* **Set task**
Find each line with the string "screenshot" and report it.

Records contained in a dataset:

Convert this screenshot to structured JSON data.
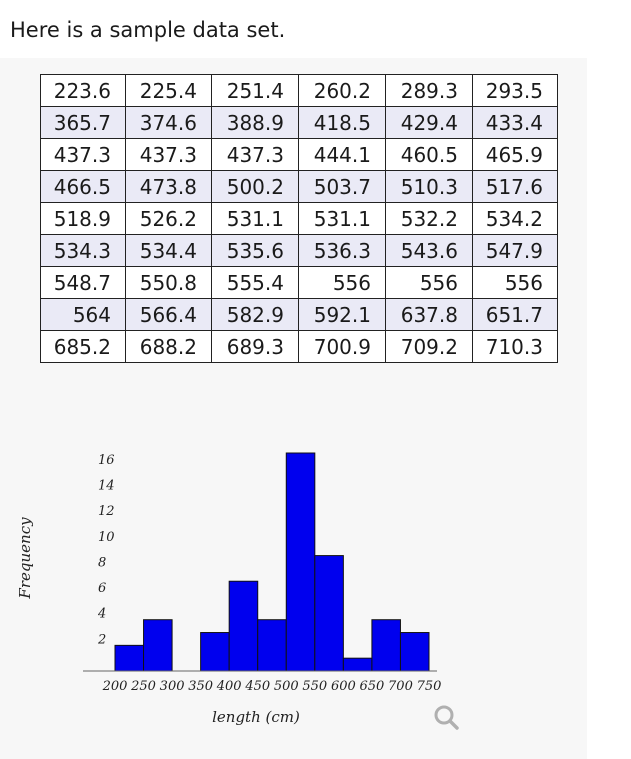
{
  "intro_text": "Here is a sample data set.",
  "table": {
    "rows": [
      [
        "223.6",
        "225.4",
        "251.4",
        "260.2",
        "289.3",
        "293.5"
      ],
      [
        "365.7",
        "374.6",
        "388.9",
        "418.5",
        "429.4",
        "433.4"
      ],
      [
        "437.3",
        "437.3",
        "437.3",
        "444.1",
        "460.5",
        "465.9"
      ],
      [
        "466.5",
        "473.8",
        "500.2",
        "503.7",
        "510.3",
        "517.6"
      ],
      [
        "518.9",
        "526.2",
        "531.1",
        "531.1",
        "532.2",
        "534.2"
      ],
      [
        "534.3",
        "534.4",
        "535.6",
        "536.3",
        "543.6",
        "547.9"
      ],
      [
        "548.7",
        "550.8",
        "555.4",
        "556",
        "556",
        "556"
      ],
      [
        "564",
        "566.4",
        "582.9",
        "592.1",
        "637.8",
        "651.7"
      ],
      [
        "685.2",
        "688.2",
        "689.3",
        "700.9",
        "709.2",
        "710.3"
      ]
    ]
  },
  "chart_data": {
    "type": "bar",
    "xlabel": "length (cm)",
    "ylabel": "Frequency",
    "x_ticks": [
      200,
      250,
      300,
      350,
      400,
      450,
      500,
      550,
      600,
      650,
      700,
      750
    ],
    "y_ticks": [
      2,
      4,
      6,
      8,
      10,
      12,
      14,
      16
    ],
    "bins": [
      {
        "from": 200,
        "to": 250,
        "value": 2
      },
      {
        "from": 250,
        "to": 300,
        "value": 4
      },
      {
        "from": 300,
        "to": 350,
        "value": 0
      },
      {
        "from": 350,
        "to": 400,
        "value": 3
      },
      {
        "from": 400,
        "to": 450,
        "value": 7
      },
      {
        "from": 450,
        "to": 500,
        "value": 4
      },
      {
        "from": 500,
        "to": 550,
        "value": 17
      },
      {
        "from": 550,
        "to": 600,
        "value": 9
      },
      {
        "from": 600,
        "to": 650,
        "value": 1
      },
      {
        "from": 650,
        "to": 700,
        "value": 4
      },
      {
        "from": 700,
        "to": 750,
        "value": 3
      }
    ],
    "bar_color": "#0000ee",
    "ylim": [
      0,
      17
    ]
  },
  "icons": {
    "zoom": "magnifier-icon",
    "zoom_color": "#b0b0b0"
  }
}
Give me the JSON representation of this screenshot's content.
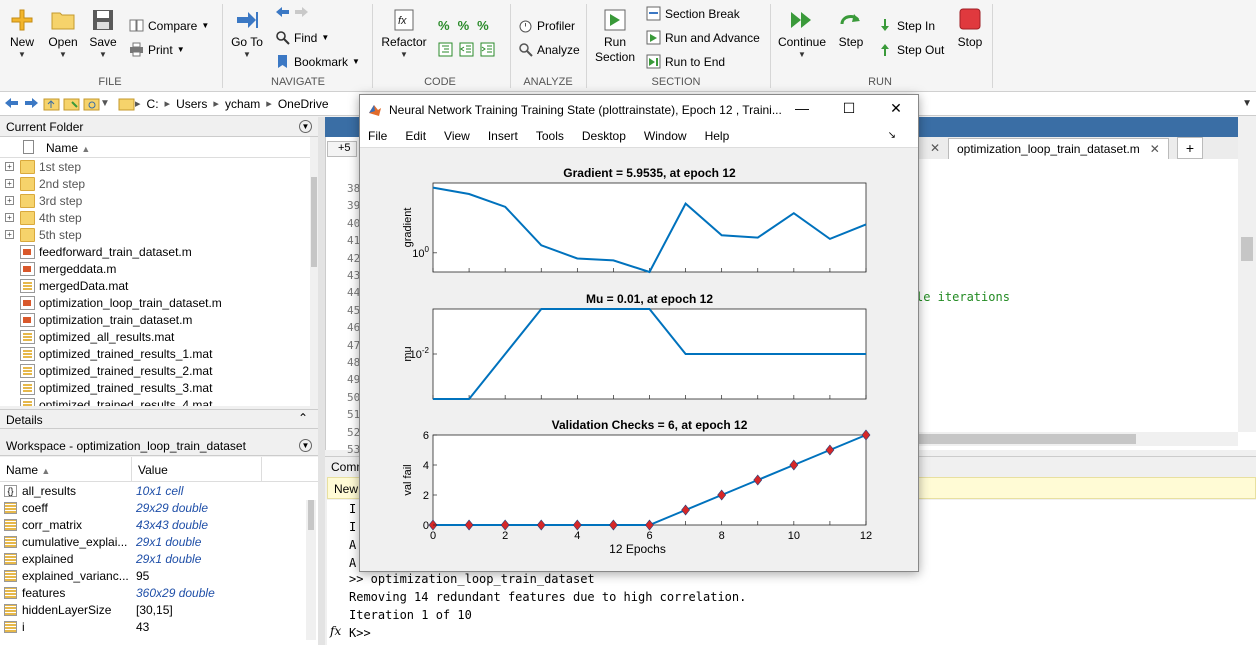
{
  "ribbon": {
    "file": {
      "new": "New",
      "open": "Open",
      "save": "Save",
      "compare": "Compare",
      "print": "Print",
      "label": "FILE"
    },
    "navigate": {
      "goto": "Go To",
      "find": "Find",
      "bookmark": "Bookmark",
      "label": "NAVIGATE"
    },
    "code": {
      "refactor": "Refactor",
      "label": "CODE"
    },
    "analyze": {
      "profiler": "Profiler",
      "analyze": "Analyze",
      "label": "ANALYZE"
    },
    "section": {
      "run_section": "Run Section",
      "section_break": "Section Break",
      "run_and_advance": "Run and Advance",
      "run_to_end": "Run to End",
      "label": "SECTION"
    },
    "run": {
      "continue": "Continue",
      "step": "Step",
      "step_in": "Step In",
      "step_out": "Step Out",
      "stop": "Stop",
      "label": "RUN"
    }
  },
  "address": {
    "crumbs": [
      "C:",
      "Users",
      "ycham",
      "OneDrive"
    ]
  },
  "current_folder": {
    "title": "Current Folder",
    "column": "Name",
    "items": [
      {
        "name": "1st step",
        "kind": "folder"
      },
      {
        "name": "2nd step",
        "kind": "folder"
      },
      {
        "name": "3rd step",
        "kind": "folder"
      },
      {
        "name": "4th step",
        "kind": "folder"
      },
      {
        "name": "5th step",
        "kind": "folder"
      },
      {
        "name": "feedforward_train_dataset.m",
        "kind": "m"
      },
      {
        "name": "mergeddata.m",
        "kind": "m"
      },
      {
        "name": "mergedData.mat",
        "kind": "mat"
      },
      {
        "name": "optimization_loop_train_dataset.m",
        "kind": "m"
      },
      {
        "name": "optimization_train_dataset.m",
        "kind": "m"
      },
      {
        "name": "optimized_all_results.mat",
        "kind": "mat"
      },
      {
        "name": "optimized_trained_results_1.mat",
        "kind": "mat"
      },
      {
        "name": "optimized_trained_results_2.mat",
        "kind": "mat"
      },
      {
        "name": "optimized_trained_results_3.mat",
        "kind": "mat"
      },
      {
        "name": "optimized_trained_results_4.mat",
        "kind": "mat"
      }
    ]
  },
  "details": {
    "title": "Details"
  },
  "workspace": {
    "title": "Workspace - optimization_loop_train_dataset",
    "col_name": "Name",
    "col_value": "Value",
    "rows": [
      {
        "name": "all_results",
        "value": "10x1 cell",
        "dim": true,
        "cell": true
      },
      {
        "name": "coeff",
        "value": "29x29 double",
        "dim": true
      },
      {
        "name": "corr_matrix",
        "value": "43x43 double",
        "dim": true
      },
      {
        "name": "cumulative_explai...",
        "value": "29x1 double",
        "dim": true
      },
      {
        "name": "explained",
        "value": "29x1 double",
        "dim": true
      },
      {
        "name": "explained_varianc...",
        "value": "95",
        "dim": false
      },
      {
        "name": "features",
        "value": "360x29 double",
        "dim": true
      },
      {
        "name": "hiddenLayerSize",
        "value": "[30,15]",
        "dim": false
      },
      {
        "name": "i",
        "value": "43",
        "dim": false
      }
    ]
  },
  "editor": {
    "tab": "optimization_loop_train_dataset.m",
    "add_tab": "+",
    "gutter_label": "+5",
    "line_numbers": [
      "38",
      "39",
      "40",
      "41",
      "42",
      "43",
      "44",
      "45",
      "46",
      "47",
      "48",
      "49",
      "50",
      "51",
      "52",
      "53"
    ],
    "visible_code": "le iterations"
  },
  "command_window": {
    "title": "Comm",
    "banner": "New",
    "lines": [
      "I",
      "I",
      "A",
      "A",
      ">> optimization_loop_train_dataset",
      "Removing 14 redundant features due to high correlation.",
      "Iteration 1 of 10"
    ],
    "prompt": "K>>",
    "fx": "fx"
  },
  "figure": {
    "title": "Neural Network Training Training State (plottrainstate), Epoch 12 , Traini...",
    "menu": [
      "File",
      "Edit",
      "View",
      "Insert",
      "Tools",
      "Desktop",
      "Window",
      "Help"
    ],
    "controls": {
      "minimize": "—",
      "maximize": "☐",
      "close": "✕"
    }
  },
  "chart_data": [
    {
      "type": "line",
      "title": "Gradient = 5.9535, at epoch 12",
      "ylabel": "gradient",
      "yscale": "log",
      "ytick_label": "10^0",
      "x": [
        0,
        1,
        2,
        3,
        4,
        5,
        6,
        7,
        8,
        9,
        10,
        11,
        12
      ],
      "values": [
        60,
        40,
        18,
        1.6,
        0.7,
        0.62,
        0.3,
        22,
        3,
        2.6,
        12,
        2.4,
        5.9535
      ],
      "ylim": [
        0.3,
        80
      ],
      "xlim": [
        0,
        12
      ],
      "color": "#0072bd"
    },
    {
      "type": "line",
      "title": "Mu = 0.01, at epoch 12",
      "ylabel": "mu",
      "yscale": "log",
      "ytick_label": "10^-2",
      "x": [
        0,
        1,
        2,
        3,
        4,
        5,
        6,
        7,
        8,
        9,
        10,
        11,
        12
      ],
      "values": [
        0.001,
        0.001,
        0.01,
        0.1,
        0.1,
        0.1,
        0.1,
        0.01,
        0.01,
        0.01,
        0.01,
        0.01,
        0.01
      ],
      "ylim": [
        0.001,
        0.1
      ],
      "xlim": [
        0,
        12
      ],
      "color": "#0072bd"
    },
    {
      "type": "scatter",
      "title": "Validation Checks = 6, at epoch 12",
      "ylabel": "val fail",
      "xlabel": "12 Epochs",
      "x": [
        0,
        1,
        2,
        3,
        4,
        5,
        6,
        7,
        8,
        9,
        10,
        11,
        12
      ],
      "values": [
        0,
        0,
        0,
        0,
        0,
        0,
        0,
        1,
        2,
        3,
        4,
        5,
        6
      ],
      "ylim": [
        0,
        6
      ],
      "xlim": [
        0,
        12
      ],
      "yticks": [
        0,
        2,
        4,
        6
      ],
      "xticks": [
        0,
        2,
        4,
        6,
        8,
        10,
        12
      ],
      "marker_color": "#d62728",
      "line_color": "#0072bd"
    }
  ]
}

* **Finished answer**
Convert this screenshot to structured JSON data.
Give me the JSON representation of this screenshot's content.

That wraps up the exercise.